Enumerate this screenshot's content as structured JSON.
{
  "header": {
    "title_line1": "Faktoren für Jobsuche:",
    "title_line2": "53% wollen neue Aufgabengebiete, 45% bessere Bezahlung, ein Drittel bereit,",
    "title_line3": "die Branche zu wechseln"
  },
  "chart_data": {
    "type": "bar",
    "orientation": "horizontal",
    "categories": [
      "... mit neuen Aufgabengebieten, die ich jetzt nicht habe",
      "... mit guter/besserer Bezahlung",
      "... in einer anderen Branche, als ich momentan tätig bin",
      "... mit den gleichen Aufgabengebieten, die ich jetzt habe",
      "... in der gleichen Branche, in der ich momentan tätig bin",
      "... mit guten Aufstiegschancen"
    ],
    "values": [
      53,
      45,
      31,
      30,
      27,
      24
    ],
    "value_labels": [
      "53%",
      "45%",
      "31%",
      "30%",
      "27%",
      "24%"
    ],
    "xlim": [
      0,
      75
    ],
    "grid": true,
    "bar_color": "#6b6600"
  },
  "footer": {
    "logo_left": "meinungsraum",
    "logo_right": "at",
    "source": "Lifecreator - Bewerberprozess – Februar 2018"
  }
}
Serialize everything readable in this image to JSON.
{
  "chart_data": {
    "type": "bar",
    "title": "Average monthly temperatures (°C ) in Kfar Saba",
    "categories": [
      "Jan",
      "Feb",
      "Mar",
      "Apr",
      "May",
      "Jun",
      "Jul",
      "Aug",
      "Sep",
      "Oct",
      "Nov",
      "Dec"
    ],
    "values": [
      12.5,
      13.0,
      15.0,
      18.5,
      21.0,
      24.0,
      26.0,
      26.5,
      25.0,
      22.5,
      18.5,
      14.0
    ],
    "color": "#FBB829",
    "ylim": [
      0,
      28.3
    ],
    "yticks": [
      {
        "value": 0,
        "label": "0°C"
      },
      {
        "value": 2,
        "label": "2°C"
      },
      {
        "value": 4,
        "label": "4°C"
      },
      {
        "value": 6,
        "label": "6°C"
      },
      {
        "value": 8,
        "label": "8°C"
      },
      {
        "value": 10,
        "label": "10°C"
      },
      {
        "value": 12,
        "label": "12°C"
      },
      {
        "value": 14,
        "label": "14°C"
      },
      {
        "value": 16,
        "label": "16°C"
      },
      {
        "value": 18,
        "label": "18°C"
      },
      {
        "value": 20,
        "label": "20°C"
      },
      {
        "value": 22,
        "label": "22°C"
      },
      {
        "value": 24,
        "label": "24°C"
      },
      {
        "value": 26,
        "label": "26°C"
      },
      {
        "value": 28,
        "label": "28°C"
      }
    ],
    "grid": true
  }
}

| Exercise aim |
Restate the listing in full, word for word.

| Exercise solution |
Enumerate this screenshot's content as structured JSON.
{
  "header": {
    "title_line1": "Faktoren für Jobsuche:",
    "title_line2": "53% wollen neue Aufgabengebiete, 45% bessere Bezahlung, ein Drittel bereit,",
    "title_line3": "die Branche zu wechseln"
  },
  "chart_data": {
    "type": "bar",
    "orientation": "horizontal",
    "categories": [
      "... mit neuen Aufgabengebieten, die ich jetzt nicht habe",
      "... mit guter/besserer Bezahlung",
      "... in einer anderen Branche, als ich momentan tätig bin",
      "... mit den gleichen Aufgabengebieten, die ich jetzt habe",
      "... in der gleichen Branche, in der ich momentan tätig bin",
      "... mit guten Aufstiegschancen"
    ],
    "values": [
      53,
      45,
      31,
      30,
      27,
      24
    ],
    "value_labels": [
      "53%",
      "45%",
      "31%",
      "30%",
      "27%",
      "24%"
    ],
    "xlim": [
      0,
      75
    ],
    "grid": true,
    "bar_color": "#6b6600"
  },
  "footer": {
    "logo_left": "meinungsraum",
    "logo_right": "at",
    "source": "Lifecreator - Bewerberprozess – Februar 2018"
  }
}
Serialize everything readable in this image to JSON.
{
  "chart_data": {
    "type": "bar",
    "title": "Average monthly temperatures (°C ) in Kfar Saba",
    "categories": [
      "Jan",
      "Feb",
      "Mar",
      "Apr",
      "May",
      "Jun",
      "Jul",
      "Aug",
      "Sep",
      "Oct",
      "Nov",
      "Dec"
    ],
    "values": [
      12.5,
      13.0,
      15.0,
      18.5,
      21.0,
      24.0,
      26.0,
      26.5,
      25.0,
      22.5,
      18.5,
      14.0
    ],
    "color": "#FBB829",
    "ylim": [
      0,
      28.3
    ],
    "yticks": [
      {
        "value": 0,
        "label": "0°C"
      },
      {
        "value": 2,
        "label": "2°C"
      },
      {
        "value": 4,
        "label": "4°C"
      },
      {
        "value": 6,
        "label": "6°C"
      },
      {
        "value": 8,
        "label": "8°C"
      },
      {
        "value": 10,
        "label": "10°C"
      },
      {
        "value": 12,
        "label": "12°C"
      },
      {
        "value": 14,
        "label": "14°C"
      },
      {
        "value": 16,
        "label": "16°C"
      },
      {
        "value": 18,
        "label": "18°C"
      },
      {
        "value": 20,
        "label": "20°C"
      },
      {
        "value": 22,
        "label": "22°C"
      },
      {
        "value": 24,
        "label": "24°C"
      },
      {
        "value": 26,
        "label": "26°C"
      },
      {
        "value": 28,
        "label": "28°C"
      }
    ],
    "grid": true
  }
}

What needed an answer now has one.